# Set task
Provide an exact reproduction of every entry.

··· Stored data

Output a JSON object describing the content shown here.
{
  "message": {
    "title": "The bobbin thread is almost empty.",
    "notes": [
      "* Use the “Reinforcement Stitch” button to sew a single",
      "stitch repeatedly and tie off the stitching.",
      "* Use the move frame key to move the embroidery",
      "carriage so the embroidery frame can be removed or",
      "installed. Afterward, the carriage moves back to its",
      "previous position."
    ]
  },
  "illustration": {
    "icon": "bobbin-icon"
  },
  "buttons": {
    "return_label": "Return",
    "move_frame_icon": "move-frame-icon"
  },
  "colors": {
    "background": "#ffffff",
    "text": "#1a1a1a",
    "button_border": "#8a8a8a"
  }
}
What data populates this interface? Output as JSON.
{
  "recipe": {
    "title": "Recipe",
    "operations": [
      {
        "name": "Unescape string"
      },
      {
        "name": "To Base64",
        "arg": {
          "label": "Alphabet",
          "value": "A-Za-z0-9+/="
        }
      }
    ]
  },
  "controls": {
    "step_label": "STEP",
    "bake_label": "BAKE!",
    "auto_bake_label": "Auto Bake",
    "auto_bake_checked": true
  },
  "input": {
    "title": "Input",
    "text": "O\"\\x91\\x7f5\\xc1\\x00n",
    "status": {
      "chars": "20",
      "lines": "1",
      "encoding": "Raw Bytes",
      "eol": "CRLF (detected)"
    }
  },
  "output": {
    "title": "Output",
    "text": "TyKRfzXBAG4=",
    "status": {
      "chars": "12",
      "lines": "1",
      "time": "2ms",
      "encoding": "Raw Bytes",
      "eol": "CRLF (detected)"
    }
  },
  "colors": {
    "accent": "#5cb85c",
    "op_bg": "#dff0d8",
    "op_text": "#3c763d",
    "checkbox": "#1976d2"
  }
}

······

# Final answer
Output a JSON object describing the content shown here.
{
  "message": {
    "title": "The bobbin thread is almost empty.",
    "notes": [
      "* Use the “Reinforcement Stitch” button to sew a single",
      "stitch repeatedly and tie off the stitching.",
      "* Use the move frame key to move the embroidery",
      "carriage so the embroidery frame can be removed or",
      "installed. Afterward, the carriage moves back to its",
      "previous position."
    ]
  },
  "illustration": {
    "icon": "bobbin-icon"
  },
  "buttons": {
    "return_label": "Return",
    "move_frame_icon": "move-frame-icon"
  },
  "colors": {
    "background": "#ffffff",
    "text": "#1a1a1a",
    "button_border": "#8a8a8a"
  }
}
What data populates this interface? Output as JSON.
{
  "recipe": {
    "title": "Recipe",
    "operations": [
      {
        "name": "Unescape string"
      },
      {
        "name": "To Base64",
        "arg": {
          "label": "Alphabet",
          "value": "A-Za-z0-9+/="
        }
      }
    ]
  },
  "controls": {
    "step_label": "STEP",
    "bake_label": "BAKE!",
    "auto_bake_label": "Auto Bake",
    "auto_bake_checked": true
  },
  "input": {
    "title": "Input",
    "text": "O\"\\x91\\x7f5\\xc1\\x00n",
    "status": {
      "chars": "20",
      "lines": "1",
      "encoding": "Raw Bytes",
      "eol": "CRLF (detected)"
    }
  },
  "output": {
    "title": "Output",
    "text": "TyKRfzXBAG4=",
    "status": {
      "chars": "12",
      "lines": "1",
      "time": "2ms",
      "encoding": "Raw Bytes",
      "eol": "CRLF (detected)"
    }
  },
  "colors": {
    "accent": "#5cb85c",
    "op_bg": "#dff0d8",
    "op_text": "#3c763d",
    "checkbox": "#1976d2"
  }
}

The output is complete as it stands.